* begin Input records *
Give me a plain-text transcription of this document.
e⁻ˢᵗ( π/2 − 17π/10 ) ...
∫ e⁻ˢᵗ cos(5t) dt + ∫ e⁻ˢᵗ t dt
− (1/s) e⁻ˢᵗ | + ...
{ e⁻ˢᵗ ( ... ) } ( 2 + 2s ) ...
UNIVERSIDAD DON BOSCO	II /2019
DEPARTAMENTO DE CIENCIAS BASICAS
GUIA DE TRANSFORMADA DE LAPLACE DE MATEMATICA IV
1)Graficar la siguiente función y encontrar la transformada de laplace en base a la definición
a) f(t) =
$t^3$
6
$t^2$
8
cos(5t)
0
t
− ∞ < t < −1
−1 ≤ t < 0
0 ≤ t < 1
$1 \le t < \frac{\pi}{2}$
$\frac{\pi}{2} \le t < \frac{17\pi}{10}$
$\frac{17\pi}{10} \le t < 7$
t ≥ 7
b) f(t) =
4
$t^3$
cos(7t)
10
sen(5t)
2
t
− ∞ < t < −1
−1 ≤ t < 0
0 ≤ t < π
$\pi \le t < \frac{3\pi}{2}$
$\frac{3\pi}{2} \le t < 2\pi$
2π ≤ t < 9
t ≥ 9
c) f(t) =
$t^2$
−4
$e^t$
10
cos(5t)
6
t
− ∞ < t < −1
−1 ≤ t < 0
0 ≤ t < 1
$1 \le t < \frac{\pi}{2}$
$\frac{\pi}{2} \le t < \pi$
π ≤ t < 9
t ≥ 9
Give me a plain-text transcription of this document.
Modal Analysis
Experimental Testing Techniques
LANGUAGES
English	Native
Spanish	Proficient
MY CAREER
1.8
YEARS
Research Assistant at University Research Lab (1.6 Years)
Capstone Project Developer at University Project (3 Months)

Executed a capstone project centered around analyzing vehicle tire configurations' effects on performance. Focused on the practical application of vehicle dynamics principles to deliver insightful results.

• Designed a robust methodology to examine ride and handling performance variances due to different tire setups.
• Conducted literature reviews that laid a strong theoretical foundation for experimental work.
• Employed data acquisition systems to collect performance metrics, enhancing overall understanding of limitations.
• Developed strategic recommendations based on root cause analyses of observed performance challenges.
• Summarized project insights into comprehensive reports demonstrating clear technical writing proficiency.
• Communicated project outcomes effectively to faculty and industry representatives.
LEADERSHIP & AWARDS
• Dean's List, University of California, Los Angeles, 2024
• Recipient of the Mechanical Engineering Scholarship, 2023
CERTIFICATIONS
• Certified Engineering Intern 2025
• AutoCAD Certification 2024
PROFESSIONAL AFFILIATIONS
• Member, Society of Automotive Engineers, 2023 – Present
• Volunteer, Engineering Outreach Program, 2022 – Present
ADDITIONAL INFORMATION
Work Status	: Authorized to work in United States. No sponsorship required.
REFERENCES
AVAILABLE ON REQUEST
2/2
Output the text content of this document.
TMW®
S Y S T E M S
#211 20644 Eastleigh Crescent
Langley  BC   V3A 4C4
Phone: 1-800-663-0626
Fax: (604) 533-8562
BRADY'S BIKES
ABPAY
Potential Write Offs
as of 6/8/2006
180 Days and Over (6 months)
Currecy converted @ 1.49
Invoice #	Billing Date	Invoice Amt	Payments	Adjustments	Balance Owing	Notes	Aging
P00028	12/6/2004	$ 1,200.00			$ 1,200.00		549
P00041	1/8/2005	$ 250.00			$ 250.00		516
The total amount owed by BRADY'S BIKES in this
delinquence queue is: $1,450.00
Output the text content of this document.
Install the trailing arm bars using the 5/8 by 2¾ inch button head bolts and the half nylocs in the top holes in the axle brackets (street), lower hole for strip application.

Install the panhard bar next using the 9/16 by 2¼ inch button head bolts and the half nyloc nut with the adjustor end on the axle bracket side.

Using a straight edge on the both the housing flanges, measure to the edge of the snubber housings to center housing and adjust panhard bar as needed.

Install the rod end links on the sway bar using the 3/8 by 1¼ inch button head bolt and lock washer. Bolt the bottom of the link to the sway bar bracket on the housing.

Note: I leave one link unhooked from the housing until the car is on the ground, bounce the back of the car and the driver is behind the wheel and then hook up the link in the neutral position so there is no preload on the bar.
* end Input records *
### Objective
Your answer should be a single number: how many lines in the data above include "link"?

### Worked answer
2